The hard fork has reduced L2 costs nearly tenfold. For example, on average, the costs on Base (Coinbase network) decreased from $1.10 to $0.14 and from $0.70 to $0.08 on Arbitrum.

Image source: dune.com

For Ethereum, which L2 networks use as a security guarantor, lowering fees is a great reason to increase scalability. Projects that can't use blockchain directly due to high user costs will host services on L2. That said, Ethereum still provides the final layer of security at the end of the day with its army of millions of active validators.

Image source: validatorqueue.com

This year alone, funds staked in L2 have increased by 76% to $36.7 billion. Arbitrum ranks first among them, with a market share of 41%.

Image source: l2beat.com

The bad news for Ethereum, however, is a letter from two US senators to SEC Chairman Gary Gensler, calling for the agency to refuse to authorise any further crypto ETFs and to probe managers, brokers and advisors who call these products "exchange-traded funds".

Note: Strictly speaking, the SEC has approved ETPs (exchange-traded products), which could include ETFs (exchange-traded funds). There are differences in the tax treatment and a number of other areas, most of which are set by the SEC when approving each ETP or ETF. In the letter, the senators demand that the regulator penalise financial advisers if they say "ETF" instead of "ETP", which, they allege, misleads investors. The vast majority of the press and crypto community, however, use "ETF" since it's a more familiar name.

Image source: StormGain Cryptocurrency Exchange

The letter could serve as a basis for Gensler to refuse to authorise spot Ethereum ETFs, which has a deadline coming up in May. Bloomberg's Eric Balchunas, for example, has already revised the likelihood of these ETPs being approved from 70% to 35%. If the pessimism is justified, it would be a blow to Ethereum's investment appeal.
+ + + + +
WORK REQUIRED: Retype the Ethereum passage starting with "Image source: dune.com" and going on through "of active validators.". The rows come from a source other than the Ethereum passage.

RECORDED INFORMATION:
+ + + + +
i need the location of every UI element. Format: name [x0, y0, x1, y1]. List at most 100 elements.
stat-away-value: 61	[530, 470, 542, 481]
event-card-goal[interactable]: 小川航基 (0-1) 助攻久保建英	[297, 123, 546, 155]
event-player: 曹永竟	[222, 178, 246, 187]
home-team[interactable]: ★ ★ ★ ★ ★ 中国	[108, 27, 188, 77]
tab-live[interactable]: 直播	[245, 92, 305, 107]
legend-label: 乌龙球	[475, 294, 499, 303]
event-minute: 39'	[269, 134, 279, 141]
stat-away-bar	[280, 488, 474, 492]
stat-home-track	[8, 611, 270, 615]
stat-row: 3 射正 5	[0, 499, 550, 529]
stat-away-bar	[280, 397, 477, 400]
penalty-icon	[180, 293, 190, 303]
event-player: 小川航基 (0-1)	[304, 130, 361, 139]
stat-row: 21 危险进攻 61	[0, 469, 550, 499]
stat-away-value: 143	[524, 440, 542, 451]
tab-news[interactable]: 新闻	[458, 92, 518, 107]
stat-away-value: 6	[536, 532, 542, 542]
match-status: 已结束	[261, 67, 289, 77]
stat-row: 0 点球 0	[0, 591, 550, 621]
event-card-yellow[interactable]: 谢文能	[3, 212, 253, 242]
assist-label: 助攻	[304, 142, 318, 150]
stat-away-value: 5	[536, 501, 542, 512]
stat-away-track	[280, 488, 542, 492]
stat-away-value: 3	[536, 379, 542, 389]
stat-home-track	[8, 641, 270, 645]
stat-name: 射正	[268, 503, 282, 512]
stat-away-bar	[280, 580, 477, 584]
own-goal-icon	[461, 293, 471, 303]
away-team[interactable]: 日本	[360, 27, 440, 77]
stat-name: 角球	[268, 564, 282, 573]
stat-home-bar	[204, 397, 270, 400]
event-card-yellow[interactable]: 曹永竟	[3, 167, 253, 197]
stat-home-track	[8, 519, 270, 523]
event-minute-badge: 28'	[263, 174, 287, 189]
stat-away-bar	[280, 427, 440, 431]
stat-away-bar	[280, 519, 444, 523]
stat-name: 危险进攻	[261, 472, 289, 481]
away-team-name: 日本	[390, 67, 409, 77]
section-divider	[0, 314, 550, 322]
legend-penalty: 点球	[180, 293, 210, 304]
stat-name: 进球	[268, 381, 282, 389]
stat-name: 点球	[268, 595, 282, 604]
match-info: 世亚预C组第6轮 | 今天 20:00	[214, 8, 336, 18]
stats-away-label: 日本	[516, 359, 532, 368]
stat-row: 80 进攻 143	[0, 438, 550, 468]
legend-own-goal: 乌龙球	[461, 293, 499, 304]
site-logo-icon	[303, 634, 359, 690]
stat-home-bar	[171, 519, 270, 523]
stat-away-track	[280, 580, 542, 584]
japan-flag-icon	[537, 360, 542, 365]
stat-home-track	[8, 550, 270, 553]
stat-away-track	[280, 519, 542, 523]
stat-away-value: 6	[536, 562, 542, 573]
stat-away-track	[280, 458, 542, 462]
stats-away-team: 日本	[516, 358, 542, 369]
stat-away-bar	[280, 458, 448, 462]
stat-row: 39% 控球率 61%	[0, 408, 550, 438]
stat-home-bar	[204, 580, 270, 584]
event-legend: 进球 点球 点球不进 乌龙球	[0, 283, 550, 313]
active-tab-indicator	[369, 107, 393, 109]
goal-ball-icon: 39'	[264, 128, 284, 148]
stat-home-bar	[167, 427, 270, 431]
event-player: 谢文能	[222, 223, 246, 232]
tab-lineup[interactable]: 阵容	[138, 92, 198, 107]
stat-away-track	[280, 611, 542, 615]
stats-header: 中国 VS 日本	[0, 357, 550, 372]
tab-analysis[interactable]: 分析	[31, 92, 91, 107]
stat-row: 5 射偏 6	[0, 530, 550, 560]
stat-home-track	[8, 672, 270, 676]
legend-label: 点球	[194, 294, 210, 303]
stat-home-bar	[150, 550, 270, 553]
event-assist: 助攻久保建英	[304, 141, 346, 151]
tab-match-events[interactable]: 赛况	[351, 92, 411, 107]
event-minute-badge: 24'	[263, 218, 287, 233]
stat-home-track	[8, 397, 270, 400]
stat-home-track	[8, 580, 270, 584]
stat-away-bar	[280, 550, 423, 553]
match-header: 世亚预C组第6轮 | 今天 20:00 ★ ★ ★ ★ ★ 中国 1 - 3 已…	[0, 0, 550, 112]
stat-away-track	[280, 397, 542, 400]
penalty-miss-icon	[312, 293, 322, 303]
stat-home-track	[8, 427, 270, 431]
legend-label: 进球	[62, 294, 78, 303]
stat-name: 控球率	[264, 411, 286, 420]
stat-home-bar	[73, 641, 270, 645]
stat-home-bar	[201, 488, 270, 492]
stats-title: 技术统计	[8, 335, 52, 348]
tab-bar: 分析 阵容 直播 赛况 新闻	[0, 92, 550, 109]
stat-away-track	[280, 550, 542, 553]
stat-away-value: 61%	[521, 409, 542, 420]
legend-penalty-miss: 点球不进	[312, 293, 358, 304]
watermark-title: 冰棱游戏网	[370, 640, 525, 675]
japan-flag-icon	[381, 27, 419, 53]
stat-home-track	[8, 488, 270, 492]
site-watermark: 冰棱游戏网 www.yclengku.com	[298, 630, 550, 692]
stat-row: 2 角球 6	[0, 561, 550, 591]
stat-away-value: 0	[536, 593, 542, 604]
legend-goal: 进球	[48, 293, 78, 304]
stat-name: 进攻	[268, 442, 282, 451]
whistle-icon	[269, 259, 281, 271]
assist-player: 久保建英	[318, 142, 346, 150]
+ + + + +
SOLUTION:
Image source: dune.com

For Ethereum, which L2 networks use as a security guarantor, lowering fees is a great reason to increase scalability. Projects that can't use blockchain directly due to high user costs will host services on L2. That said, Ethereum still provides the final layer of security at the end of the day with its army of millions of active validators.